(WORK INSTRUCTIONS): Check every line of the entries that follow, and copy the ones containing "бедер".

(DATASET):
++++++++++

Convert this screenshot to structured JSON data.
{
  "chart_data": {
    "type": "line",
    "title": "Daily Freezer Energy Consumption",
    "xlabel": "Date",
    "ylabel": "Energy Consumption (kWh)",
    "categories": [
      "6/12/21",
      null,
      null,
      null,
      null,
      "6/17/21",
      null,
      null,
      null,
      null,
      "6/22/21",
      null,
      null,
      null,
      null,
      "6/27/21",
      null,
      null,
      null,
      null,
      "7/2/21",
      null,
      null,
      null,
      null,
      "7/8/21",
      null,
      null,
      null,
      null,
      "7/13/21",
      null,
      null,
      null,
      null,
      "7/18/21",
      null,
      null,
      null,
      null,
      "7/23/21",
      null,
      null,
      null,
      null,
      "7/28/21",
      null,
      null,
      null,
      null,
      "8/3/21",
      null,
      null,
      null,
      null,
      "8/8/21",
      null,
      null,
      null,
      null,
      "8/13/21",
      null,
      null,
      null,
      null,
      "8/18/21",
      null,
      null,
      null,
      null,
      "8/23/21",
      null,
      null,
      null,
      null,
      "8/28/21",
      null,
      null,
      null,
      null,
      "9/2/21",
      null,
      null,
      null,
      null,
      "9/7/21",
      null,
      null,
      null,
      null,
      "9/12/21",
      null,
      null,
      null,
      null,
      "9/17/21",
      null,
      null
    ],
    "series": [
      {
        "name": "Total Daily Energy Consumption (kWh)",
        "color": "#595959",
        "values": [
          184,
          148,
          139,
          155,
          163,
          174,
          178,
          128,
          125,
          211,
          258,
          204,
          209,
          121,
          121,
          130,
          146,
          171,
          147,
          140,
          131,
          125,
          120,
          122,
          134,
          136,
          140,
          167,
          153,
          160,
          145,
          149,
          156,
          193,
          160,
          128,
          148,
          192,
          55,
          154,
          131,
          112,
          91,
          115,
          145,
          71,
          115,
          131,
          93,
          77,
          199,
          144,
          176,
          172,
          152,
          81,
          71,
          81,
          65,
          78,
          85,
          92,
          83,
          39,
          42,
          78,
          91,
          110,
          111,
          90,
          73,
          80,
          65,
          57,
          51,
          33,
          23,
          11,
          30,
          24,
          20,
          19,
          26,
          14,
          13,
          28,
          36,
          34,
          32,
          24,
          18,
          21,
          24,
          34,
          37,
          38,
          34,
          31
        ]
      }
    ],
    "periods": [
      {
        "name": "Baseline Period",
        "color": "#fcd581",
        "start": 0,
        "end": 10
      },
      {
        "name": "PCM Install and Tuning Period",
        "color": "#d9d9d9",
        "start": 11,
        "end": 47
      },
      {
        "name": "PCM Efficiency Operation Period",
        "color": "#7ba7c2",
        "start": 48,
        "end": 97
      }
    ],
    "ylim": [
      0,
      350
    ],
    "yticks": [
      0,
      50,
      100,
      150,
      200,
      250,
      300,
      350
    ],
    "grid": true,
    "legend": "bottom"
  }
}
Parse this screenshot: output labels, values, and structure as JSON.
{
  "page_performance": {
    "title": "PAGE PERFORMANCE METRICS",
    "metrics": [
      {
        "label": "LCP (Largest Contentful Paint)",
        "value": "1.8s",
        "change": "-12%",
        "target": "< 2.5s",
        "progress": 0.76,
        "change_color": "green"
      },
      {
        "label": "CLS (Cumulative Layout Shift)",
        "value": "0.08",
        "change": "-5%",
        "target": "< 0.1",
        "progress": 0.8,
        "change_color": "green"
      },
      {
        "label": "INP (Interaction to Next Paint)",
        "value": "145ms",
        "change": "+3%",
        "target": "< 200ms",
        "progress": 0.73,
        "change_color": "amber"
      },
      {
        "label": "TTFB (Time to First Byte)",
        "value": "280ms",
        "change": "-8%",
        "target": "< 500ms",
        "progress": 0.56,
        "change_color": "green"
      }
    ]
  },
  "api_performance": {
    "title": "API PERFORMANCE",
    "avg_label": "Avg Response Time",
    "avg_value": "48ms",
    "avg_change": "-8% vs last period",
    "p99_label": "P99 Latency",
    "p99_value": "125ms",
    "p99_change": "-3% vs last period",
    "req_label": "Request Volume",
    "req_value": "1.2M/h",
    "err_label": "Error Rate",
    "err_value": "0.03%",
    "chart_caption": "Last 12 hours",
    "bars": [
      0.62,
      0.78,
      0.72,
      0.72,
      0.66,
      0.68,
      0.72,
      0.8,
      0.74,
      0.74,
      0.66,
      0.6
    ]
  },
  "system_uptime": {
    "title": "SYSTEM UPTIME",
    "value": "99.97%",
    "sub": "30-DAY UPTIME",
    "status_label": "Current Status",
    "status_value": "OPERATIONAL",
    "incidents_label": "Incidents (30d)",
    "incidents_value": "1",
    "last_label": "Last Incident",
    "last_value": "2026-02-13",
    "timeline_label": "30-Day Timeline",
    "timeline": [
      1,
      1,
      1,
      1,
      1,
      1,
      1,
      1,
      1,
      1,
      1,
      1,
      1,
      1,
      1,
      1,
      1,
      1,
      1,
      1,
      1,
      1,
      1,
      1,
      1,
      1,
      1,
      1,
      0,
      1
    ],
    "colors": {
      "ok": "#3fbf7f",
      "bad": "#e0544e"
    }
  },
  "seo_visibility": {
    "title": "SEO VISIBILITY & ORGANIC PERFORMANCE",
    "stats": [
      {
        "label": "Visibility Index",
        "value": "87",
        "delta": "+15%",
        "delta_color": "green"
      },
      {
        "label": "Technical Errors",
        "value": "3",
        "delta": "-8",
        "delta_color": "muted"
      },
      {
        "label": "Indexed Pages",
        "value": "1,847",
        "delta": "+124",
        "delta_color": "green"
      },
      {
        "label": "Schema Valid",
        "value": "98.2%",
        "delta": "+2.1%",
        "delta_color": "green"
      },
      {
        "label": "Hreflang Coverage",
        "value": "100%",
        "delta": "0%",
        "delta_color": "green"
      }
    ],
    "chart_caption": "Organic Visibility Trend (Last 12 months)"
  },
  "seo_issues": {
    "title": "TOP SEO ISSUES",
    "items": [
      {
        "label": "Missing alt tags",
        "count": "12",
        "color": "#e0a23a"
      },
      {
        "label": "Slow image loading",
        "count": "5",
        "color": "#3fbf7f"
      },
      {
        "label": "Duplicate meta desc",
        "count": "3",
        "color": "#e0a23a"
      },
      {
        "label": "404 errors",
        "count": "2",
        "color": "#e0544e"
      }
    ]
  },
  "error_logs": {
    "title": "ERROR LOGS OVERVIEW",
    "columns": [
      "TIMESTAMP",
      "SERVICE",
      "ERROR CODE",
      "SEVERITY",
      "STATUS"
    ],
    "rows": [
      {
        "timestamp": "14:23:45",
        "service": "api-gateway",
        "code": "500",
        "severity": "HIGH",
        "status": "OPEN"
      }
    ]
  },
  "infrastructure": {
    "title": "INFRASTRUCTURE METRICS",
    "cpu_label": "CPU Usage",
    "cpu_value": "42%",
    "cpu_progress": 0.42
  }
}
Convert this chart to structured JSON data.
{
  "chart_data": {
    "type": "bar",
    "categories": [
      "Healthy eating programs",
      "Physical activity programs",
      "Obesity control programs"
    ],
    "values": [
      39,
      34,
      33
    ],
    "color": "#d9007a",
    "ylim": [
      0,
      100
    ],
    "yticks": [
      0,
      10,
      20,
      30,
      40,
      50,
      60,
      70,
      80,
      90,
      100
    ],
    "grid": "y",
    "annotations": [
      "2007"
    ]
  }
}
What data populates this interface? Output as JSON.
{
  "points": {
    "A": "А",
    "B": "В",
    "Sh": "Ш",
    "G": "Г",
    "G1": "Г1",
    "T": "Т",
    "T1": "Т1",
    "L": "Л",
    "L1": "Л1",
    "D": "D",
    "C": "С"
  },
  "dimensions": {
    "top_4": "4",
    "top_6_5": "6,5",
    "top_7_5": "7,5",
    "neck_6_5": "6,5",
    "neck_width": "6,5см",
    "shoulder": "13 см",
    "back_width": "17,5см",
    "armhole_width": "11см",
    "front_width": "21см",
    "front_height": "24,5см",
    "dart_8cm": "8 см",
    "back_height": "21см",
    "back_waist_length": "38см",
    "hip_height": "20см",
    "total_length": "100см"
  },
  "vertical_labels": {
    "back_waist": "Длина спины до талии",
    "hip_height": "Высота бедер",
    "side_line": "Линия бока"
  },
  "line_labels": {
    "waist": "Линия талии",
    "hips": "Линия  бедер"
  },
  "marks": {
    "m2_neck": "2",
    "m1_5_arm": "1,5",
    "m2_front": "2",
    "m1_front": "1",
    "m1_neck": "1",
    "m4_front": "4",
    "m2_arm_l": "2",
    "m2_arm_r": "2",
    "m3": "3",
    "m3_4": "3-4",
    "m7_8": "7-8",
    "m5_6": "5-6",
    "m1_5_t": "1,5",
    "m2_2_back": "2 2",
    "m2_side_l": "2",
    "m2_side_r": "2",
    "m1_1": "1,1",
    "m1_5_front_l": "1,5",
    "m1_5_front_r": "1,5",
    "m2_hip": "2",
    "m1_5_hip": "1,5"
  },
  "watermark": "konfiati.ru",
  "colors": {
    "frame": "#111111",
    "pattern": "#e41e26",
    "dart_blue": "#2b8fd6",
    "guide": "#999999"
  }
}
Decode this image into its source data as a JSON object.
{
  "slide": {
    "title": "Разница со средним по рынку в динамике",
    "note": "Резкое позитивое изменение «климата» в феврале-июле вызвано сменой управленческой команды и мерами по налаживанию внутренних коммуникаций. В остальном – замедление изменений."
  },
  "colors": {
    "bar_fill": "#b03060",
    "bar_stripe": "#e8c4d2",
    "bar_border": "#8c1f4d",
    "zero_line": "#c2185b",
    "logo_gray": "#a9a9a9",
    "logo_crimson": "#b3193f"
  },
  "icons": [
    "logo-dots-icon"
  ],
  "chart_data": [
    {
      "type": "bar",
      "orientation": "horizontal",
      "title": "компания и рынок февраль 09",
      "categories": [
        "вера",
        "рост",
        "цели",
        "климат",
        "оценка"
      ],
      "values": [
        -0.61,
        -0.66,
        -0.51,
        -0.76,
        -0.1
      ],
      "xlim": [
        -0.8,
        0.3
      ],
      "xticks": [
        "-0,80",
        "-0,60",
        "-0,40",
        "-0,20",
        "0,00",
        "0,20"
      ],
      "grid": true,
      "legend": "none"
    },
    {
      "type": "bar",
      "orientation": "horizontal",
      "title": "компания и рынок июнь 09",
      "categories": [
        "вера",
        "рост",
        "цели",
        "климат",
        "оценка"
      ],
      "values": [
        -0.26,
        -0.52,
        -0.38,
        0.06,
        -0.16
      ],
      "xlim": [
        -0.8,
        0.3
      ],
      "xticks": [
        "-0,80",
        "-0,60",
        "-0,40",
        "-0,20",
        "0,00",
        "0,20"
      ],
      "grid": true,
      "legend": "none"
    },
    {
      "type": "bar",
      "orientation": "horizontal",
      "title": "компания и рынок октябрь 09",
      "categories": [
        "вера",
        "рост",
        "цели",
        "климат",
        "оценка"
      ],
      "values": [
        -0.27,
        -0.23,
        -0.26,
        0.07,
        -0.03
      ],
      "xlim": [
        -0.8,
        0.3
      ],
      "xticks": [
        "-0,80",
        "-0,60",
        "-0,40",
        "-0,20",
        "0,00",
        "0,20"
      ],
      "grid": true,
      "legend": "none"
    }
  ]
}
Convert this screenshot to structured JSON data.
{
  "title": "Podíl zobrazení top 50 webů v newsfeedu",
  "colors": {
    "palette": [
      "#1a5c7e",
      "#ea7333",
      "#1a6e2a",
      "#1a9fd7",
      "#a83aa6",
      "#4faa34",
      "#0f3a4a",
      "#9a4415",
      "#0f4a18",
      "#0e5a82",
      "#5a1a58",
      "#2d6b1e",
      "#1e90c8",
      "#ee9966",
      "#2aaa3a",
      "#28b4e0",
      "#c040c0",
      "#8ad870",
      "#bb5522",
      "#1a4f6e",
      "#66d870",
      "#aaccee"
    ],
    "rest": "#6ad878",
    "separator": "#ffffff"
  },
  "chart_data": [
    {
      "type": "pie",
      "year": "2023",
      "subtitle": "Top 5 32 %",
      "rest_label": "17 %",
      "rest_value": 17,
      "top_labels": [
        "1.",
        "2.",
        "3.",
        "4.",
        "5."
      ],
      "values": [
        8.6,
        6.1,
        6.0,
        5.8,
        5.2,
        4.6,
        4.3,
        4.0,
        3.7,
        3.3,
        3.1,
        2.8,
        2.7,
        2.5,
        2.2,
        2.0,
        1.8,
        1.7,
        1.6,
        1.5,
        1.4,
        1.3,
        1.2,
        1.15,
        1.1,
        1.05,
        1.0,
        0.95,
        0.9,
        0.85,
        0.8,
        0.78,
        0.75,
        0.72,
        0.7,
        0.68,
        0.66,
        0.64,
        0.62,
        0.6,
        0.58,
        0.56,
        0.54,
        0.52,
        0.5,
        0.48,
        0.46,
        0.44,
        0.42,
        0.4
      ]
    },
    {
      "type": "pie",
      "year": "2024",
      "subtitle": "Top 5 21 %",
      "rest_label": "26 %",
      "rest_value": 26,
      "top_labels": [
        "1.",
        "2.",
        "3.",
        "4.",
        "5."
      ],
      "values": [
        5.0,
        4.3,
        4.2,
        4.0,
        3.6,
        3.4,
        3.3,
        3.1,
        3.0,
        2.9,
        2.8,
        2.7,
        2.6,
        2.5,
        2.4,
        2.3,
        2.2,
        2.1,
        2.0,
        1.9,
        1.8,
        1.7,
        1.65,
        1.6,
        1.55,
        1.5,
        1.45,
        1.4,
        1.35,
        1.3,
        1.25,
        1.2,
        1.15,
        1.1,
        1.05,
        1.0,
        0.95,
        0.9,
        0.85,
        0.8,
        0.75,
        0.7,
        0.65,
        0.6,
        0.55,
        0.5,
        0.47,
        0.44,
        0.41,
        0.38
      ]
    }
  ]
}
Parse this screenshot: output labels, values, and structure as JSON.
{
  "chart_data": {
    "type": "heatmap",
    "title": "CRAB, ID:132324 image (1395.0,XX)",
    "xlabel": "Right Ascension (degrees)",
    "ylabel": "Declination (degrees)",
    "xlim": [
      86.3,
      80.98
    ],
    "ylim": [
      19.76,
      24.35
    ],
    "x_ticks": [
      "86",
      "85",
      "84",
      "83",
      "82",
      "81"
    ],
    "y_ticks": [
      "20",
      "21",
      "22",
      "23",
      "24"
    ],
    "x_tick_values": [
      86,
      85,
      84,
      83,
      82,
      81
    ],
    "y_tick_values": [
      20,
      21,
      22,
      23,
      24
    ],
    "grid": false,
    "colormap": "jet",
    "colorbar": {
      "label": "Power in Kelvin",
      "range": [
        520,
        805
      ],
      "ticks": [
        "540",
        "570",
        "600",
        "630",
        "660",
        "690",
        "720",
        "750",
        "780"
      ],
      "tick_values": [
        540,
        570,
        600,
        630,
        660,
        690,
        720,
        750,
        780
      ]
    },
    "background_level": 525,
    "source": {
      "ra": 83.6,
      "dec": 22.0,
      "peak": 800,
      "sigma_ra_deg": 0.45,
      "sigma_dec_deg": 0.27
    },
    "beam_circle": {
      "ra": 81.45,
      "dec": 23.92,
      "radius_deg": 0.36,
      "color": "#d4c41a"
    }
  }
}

++++++++++

(ANSWER):
    "hip_height": "Высота бедер",
    "hips": "Линия  бедер"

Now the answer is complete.